• [WORK TO COMPLETE]: Every line that contains the word "語音と発音" should be copied out.

══ PROVIDED ENTRIES

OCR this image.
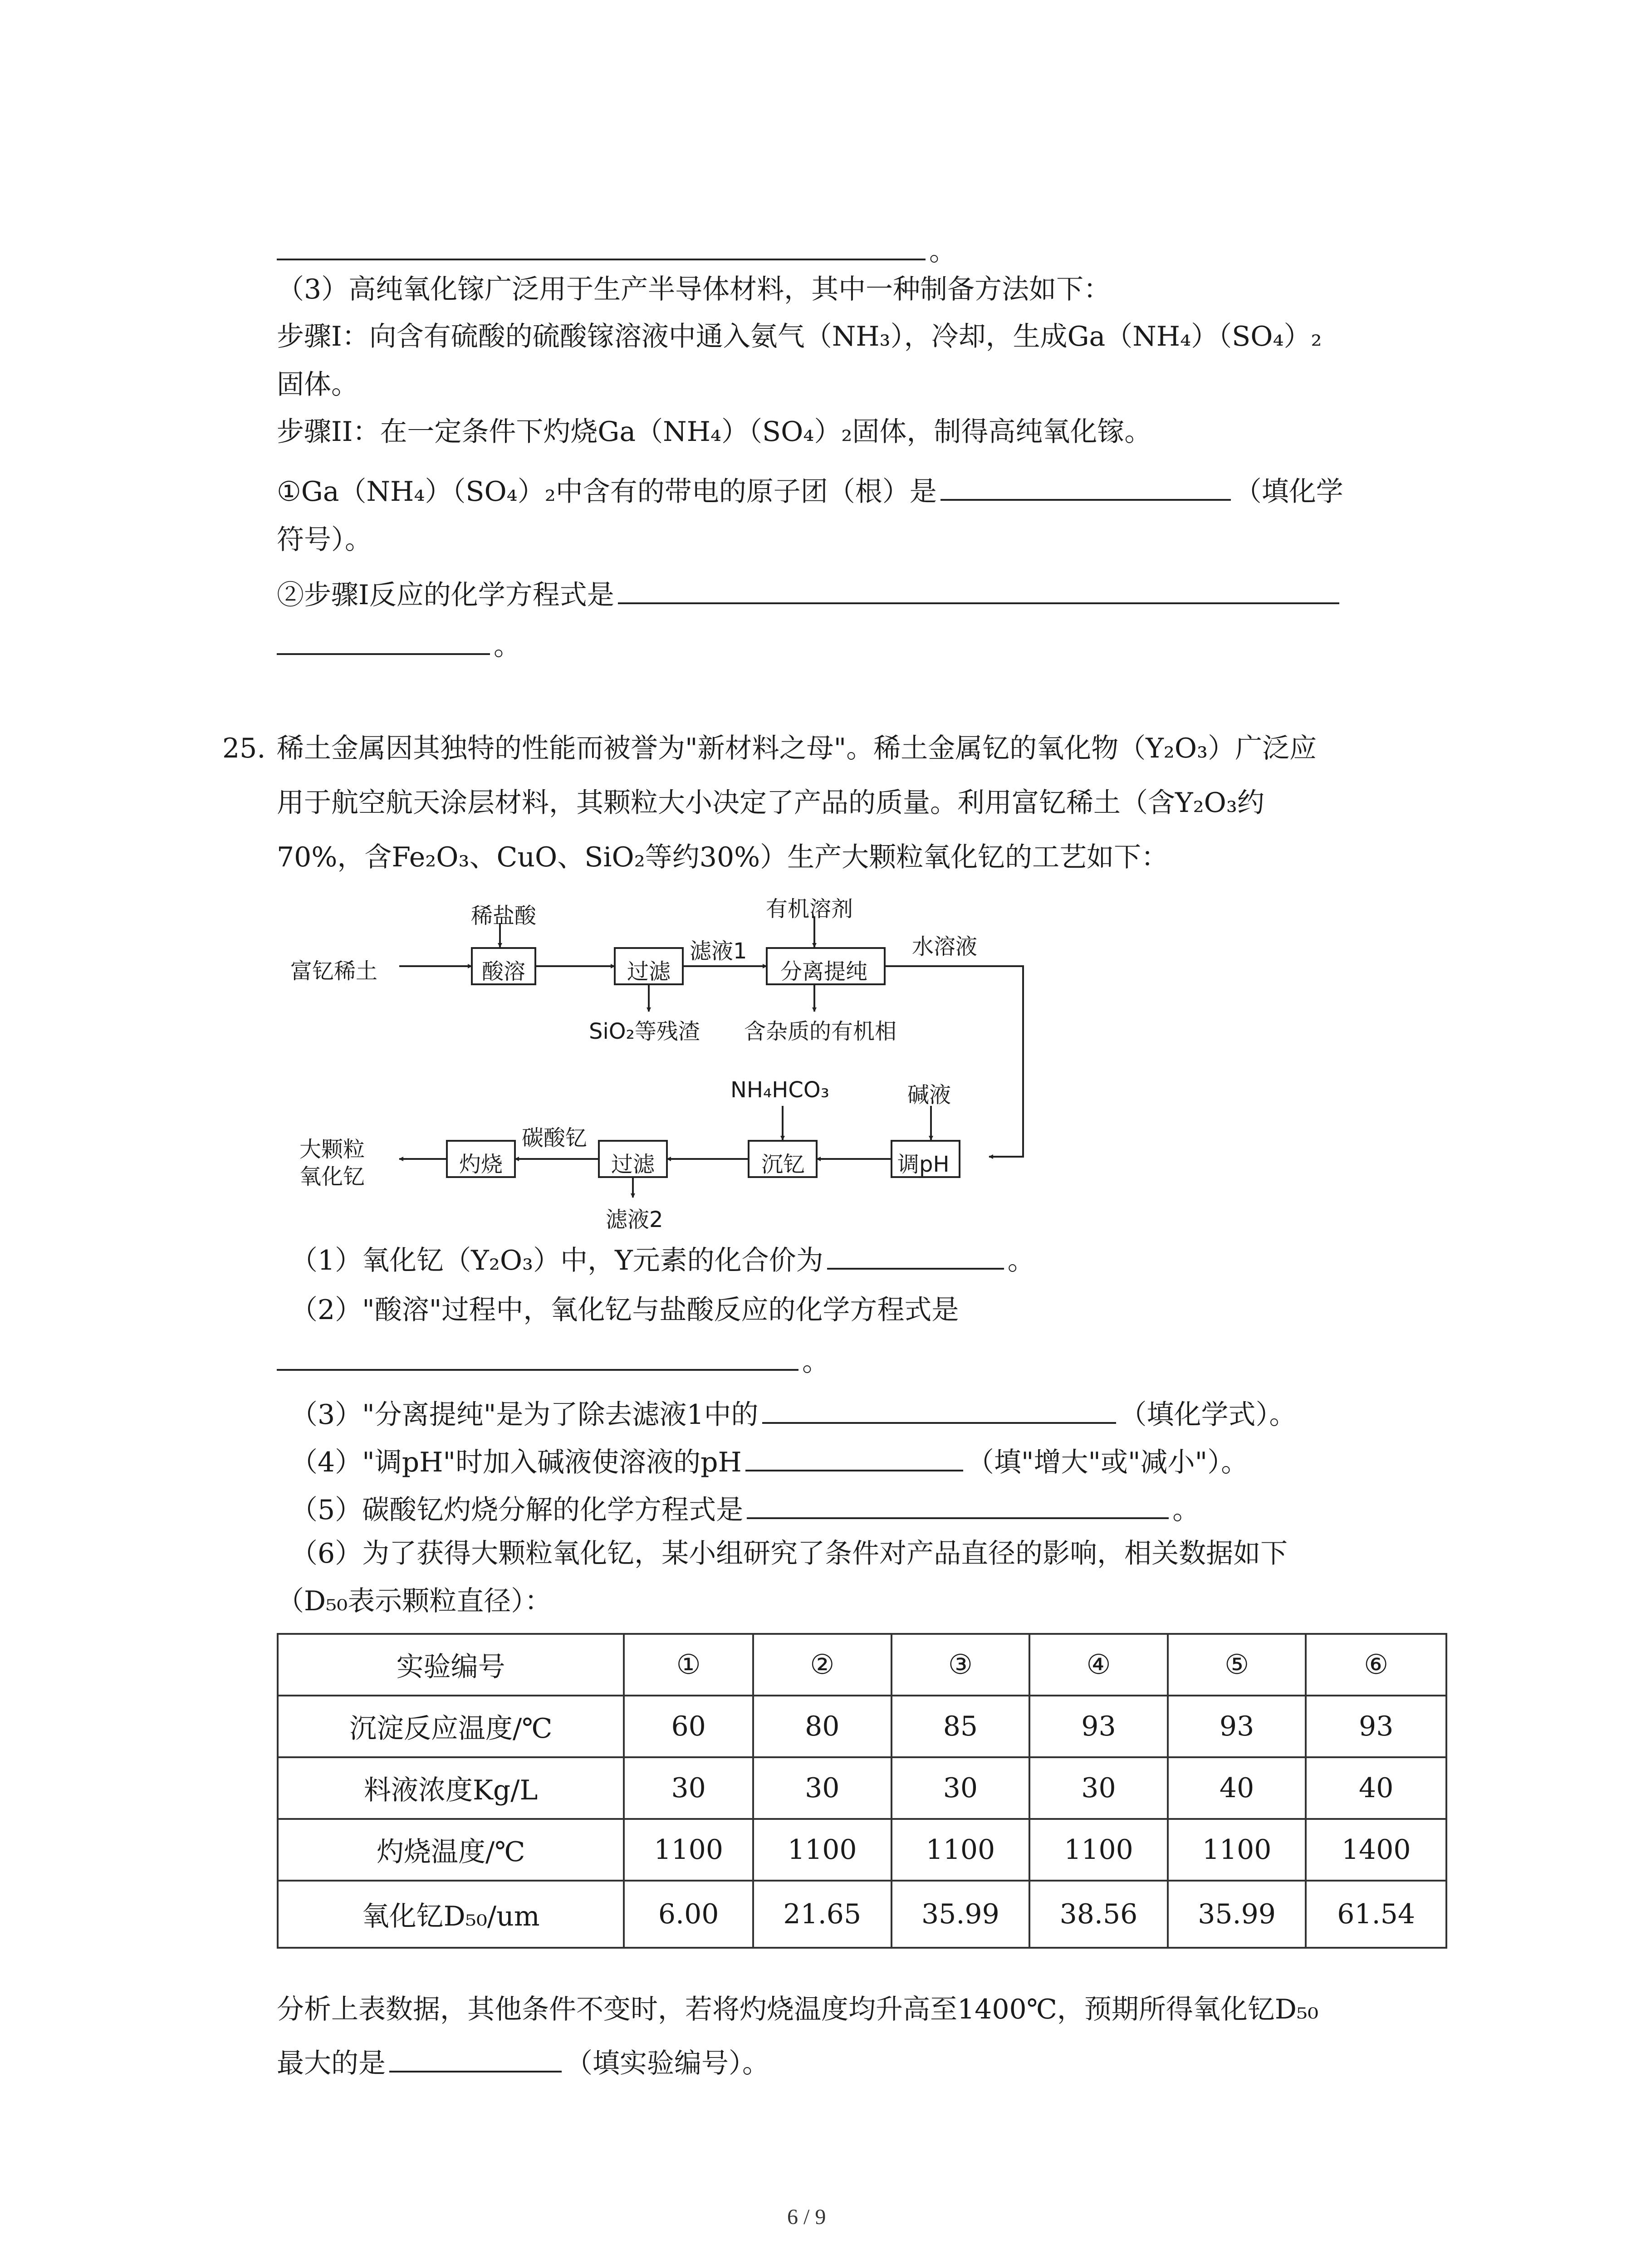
。
（3）高纯氧化镓广泛用于生产半导体材料，其中一种制备方法如下：
步骤I：向含有硫酸的硫酸镓溶液中通入氨气（NH₃），冷却，生成Ga（NH₄）（SO₄）₂
固体。
步骤II：在一定条件下灼烧Ga（NH₄）（SO₄）₂固体，制得高纯氧化镓。
①Ga（NH₄）（SO₄）₂中含有的带电的原子团（根）是	（填化学
符号）。
②步骤I反应的化学方程式是
。
25. 稀土金属因其独特的性能而被誉为"新材料之母"。稀土金属钇的氧化物（Y₂O₃）广泛应
用于航空航天涂层材料，其颗粒大小决定了产品的质量。利用富钇稀土（含Y₂O₃约
70%，含Fe₂O₃、CuO、SiO₂等约30%）生产大颗粒氧化钇的工艺如下：
富钇稀土
稀盐酸
酸溶	过滤
滤液1
有机溶剂
分离提纯
水溶液
SiO₂等残渣 含杂质的有机相
NH₄HCO₃	碱液
调pH
沉钇
过滤
滤液2
碳酸钇
灼烧
大颗粒
氧化钇
（1）氧化钇（Y₂O₃）中，Y元素的化合价为	。
（2）"酸溶"过程中，氧化钇与盐酸反应的化学方程式是
。
（3）"分离提纯"是为了除去滤液1中的	（填化学式）。
（4）"调pH"时加入碱液使溶液的pH	（填"增大"或"减小"）。
（5）碳酸钇灼烧分解的化学方程式是	。
（6）为了获得大颗粒氧化钇，某小组研究了条件对产品直径的影响，相关数据如下
（D₅₀表示颗粒直径）：
实验编号	①	②	③	④	⑤	⑥
沉淀反应温度/℃	60	80	85	93	93	93
料液浓度Kg/L	30	30	30	30	40	40
灼烧温度/℃	1100	1100	1100	1100	1100	1400
氧化钇D₅₀/um	6.00	21.65	35.99	38.56	35.99	61.54
分析上表数据，其他条件不变时，若将灼烧温度均升高至1400℃，预期所得氧化钇D₅₀
最大的是	（填实验编号）。
6 / 9
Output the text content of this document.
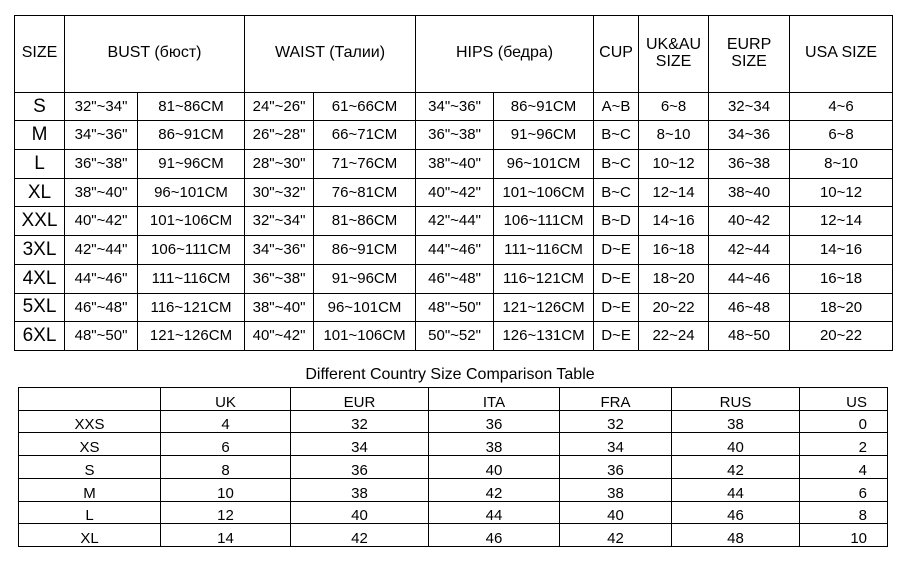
SIZE	BUST (бюст)		WAIST (Талии)		HIPS (бедра)		CUP	UK&AU SIZE	EURP SIZE	USA SIZE
S	32"~34"	81~86CM	24"~26"	61~66CM	34"~36"	86~91CM	A~B	6~8	32~34	4~6
M	34"~36"	86~91CM	26"~28"	66~71CM	36"~38"	91~96CM	B~C	8~10	34~36	6~8
L	36"~38"	91~96CM	28"~30"	71~76CM	38"~40"	96~101CM	B~C	10~12	36~38	8~10
XL	38"~40"	96~101CM	30"~32"	76~81CM	40"~42"	101~106CM	B~C	12~14	38~40	10~12
XXL	40"~42"	101~106CM	32"~34"	81~86CM	42"~44"	106~111CM	B~D	14~16	40~42	12~14
3XL	42"~44"	106~111CM	34"~36"	86~91CM	44"~46"	111~116CM	D~E	16~18	42~44	14~16
4XL	44"~46"	111~116CM	36"~38"	91~96CM	46"~48"	116~121CM	D~E	18~20	44~46	16~18
5XL	46"~48"	116~121CM	38"~40"	96~101CM	48"~50"	121~126CM	D~E	20~22	46~48	18~20
6XL	48"~50"	121~126CM	40"~42"	101~106CM	50"~52"	126~131CM	D~E	22~24	48~50	20~22
Different Country Size Comparison Table
	UK	EUR	ITA	FRA	RUS	US
XXS	4	32	36	32	38	0
XS	6	34	38	34	40	2
S	8	36	40	36	42	4
M	10	38	42	38	44	6
L	12	40	44	40	46	8
XL	14	42	46	42	48	10
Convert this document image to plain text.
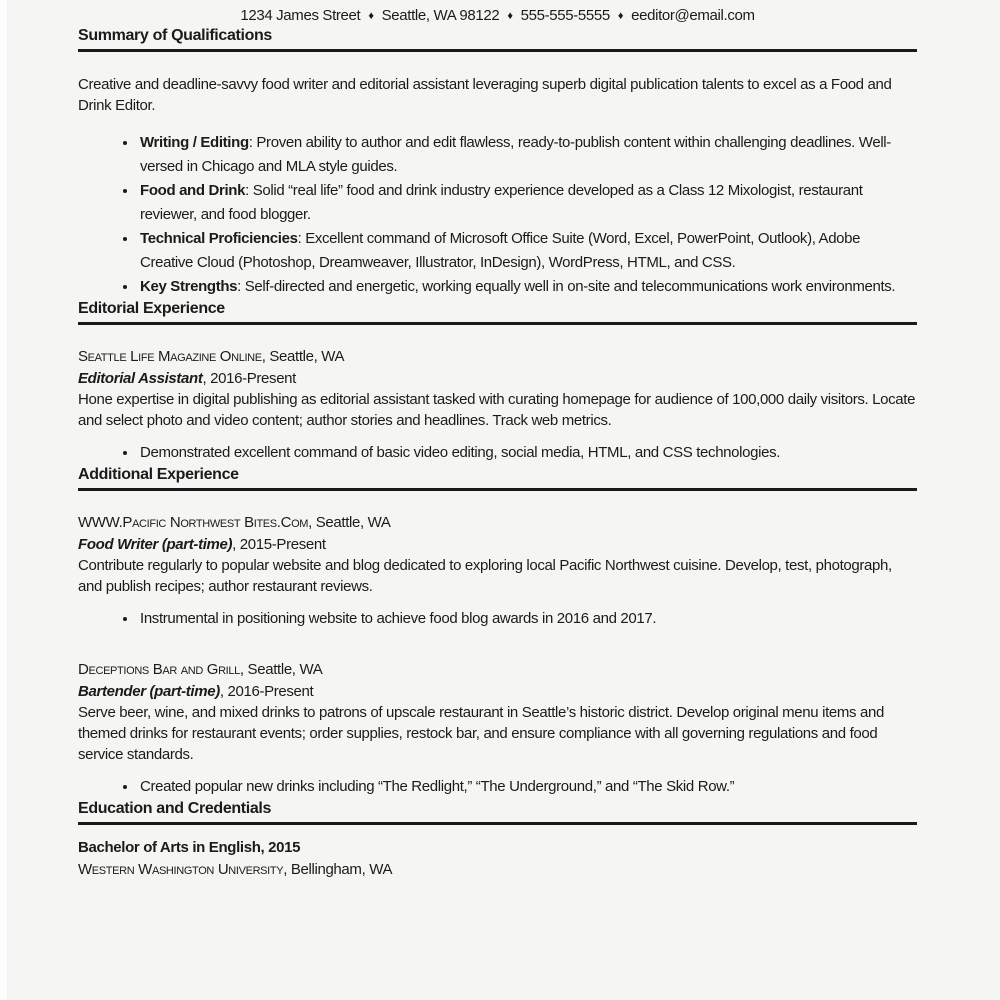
1234 James Street ♦ Seattle, WA 98122 ♦ 555-555-5555 ♦ eeditor@email.com
Summary of Qualifications

Creative and deadline-savvy food writer and editorial assistant leveraging superb digital publication talents to excel as a Food and Drink Editor.

• Writing / Editing: Proven ability to author and edit flawless, ready-to-publish content within challenging deadlines. Well-versed in Chicago and MLA style guides.
• Food and Drink: Solid “real life” food and drink industry experience developed as a Class 12 Mixologist, restaurant reviewer, and food blogger.
• Technical Proficiencies: Excellent command of Microsoft Office Suite (Word, Excel, PowerPoint, Outlook), Adobe Creative Cloud (Photoshop, Dreamweaver, Illustrator, InDesign), WordPress, HTML, and CSS.
• Key Strengths: Self-directed and energetic, working equally well in on-site and telecommunications work environments.
Editorial Experience

Seattle Life Magazine Online, Seattle, WA

Editorial Assistant, 2016-Present

Hone expertise in digital publishing as editorial assistant tasked with curating homepage for audience of 100,000 daily visitors. Locate and select photo and video content; author stories and headlines. Track web metrics.

• Demonstrated excellent command of basic video editing, social media, HTML, and CSS technologies.
Additional Experience

WWW.Pacific Northwest Bites.Com, Seattle, WA

Food Writer (part-time), 2015-Present

Contribute regularly to popular website and blog dedicated to exploring local Pacific Northwest cuisine. Develop, test, photograph, and publish recipes; author restaurant reviews.

• Instrumental in positioning website to achieve food blog awards in 2016 and 2017.

Deceptions Bar and Grill, Seattle, WA

Bartender (part-time), 2016-Present

Serve beer, wine, and mixed drinks to patrons of upscale restaurant in Seattle’s historic district. Develop original menu items and themed drinks for restaurant events; order supplies, restock bar, and ensure compliance with all governing regulations and food service standards.

• Created popular new drinks including “The Redlight,” “The Underground,” and “The Skid Row.”
Education and Credentials

Bachelor of Arts in English, 2015

Western Washington University, Bellingham, WA
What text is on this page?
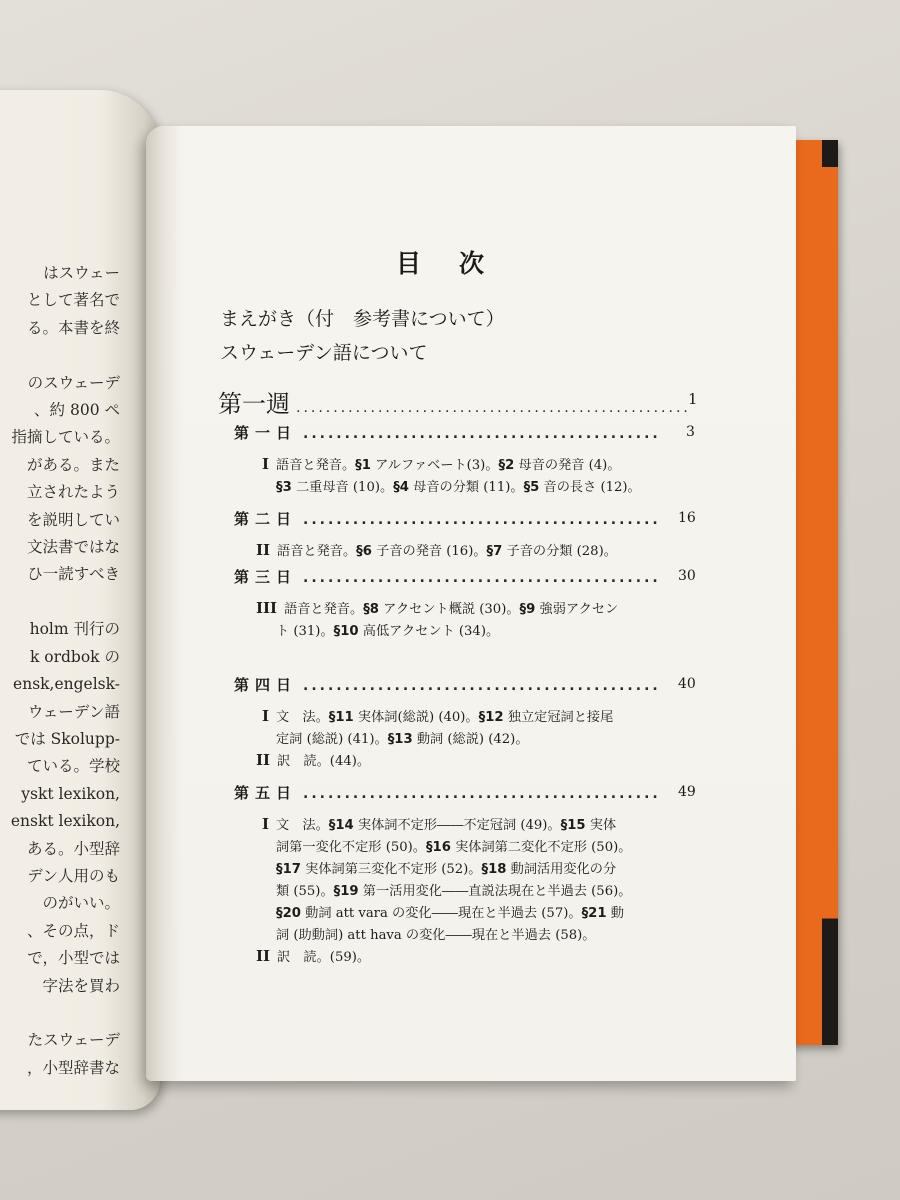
はスウェー
として著名で
る。本書を終

のスウェーデ
、約 800 ペ
指摘している。
がある。また
立されたよう
を説明してい
文法書ではな
ひ一読すべき

holm 刊行の
k ordbok の
ensk,engelsk-
ウェーデン語
では Skolupp-
ている。学校
yskt lexikon,
enskt lexikon,
ある。小型辞
デン人用のも
のがいい。
、その点，ド
で，小型では
字法を買わ

たスウェーデ
，小型辞書な
目次
まえがき（付　参考書について）
スウェーデン語について
第一週 .....	1
第一日 .....	3
I 語音と発音。§1 アルファベート(3)。§2 母音の発音 (4)。
§3 二重母音 (10)。§4 母音の分類 (11)。§5 音の長さ (12)。
第二日 .....	16
II 語音と発音。§6 子音の発音 (16)。§7 子音の分類 (28)。
第三日 .....	30
III 語音と発音。§8 アクセント概説 (30)。§9 強弱アクセン
ト (31)。§10 高低アクセント (34)。
第四日 .....	40
I 文　法。§11 実体詞(総説) (40)。§12 独立定冠詞と接尾
定詞 (総説) (41)。§13 動詞 (総説) (42)。
II 訳　読。(44)。
第五日 .....	49
I 文　法。§14 実体詞不定形――不定冠詞 (49)。§15 実体
詞第一変化不定形 (50)。§16 実体詞第二変化不定形 (50)。
§17 実体詞第三変化不定形 (52)。§18 動詞活用変化の分
類 (55)。§19 第一活用変化――直説法現在と半過去 (56)。
§20 動詞 att vara の変化――現在と半過去 (57)。§21 動
詞 (助動詞) att hava の変化――現在と半過去 (58)。
II 訳　読。(59)。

════

• [FINISHED ANSWER]:
I 語音と発音。§1 アルファベート(3)。§2 母音の発音 (4)。
II 語音と発音。§6 子音の発音 (16)。§7 子音の分類 (28)。
III 語音と発音。§8 アクセント概説 (30)。§9 強弱アクセン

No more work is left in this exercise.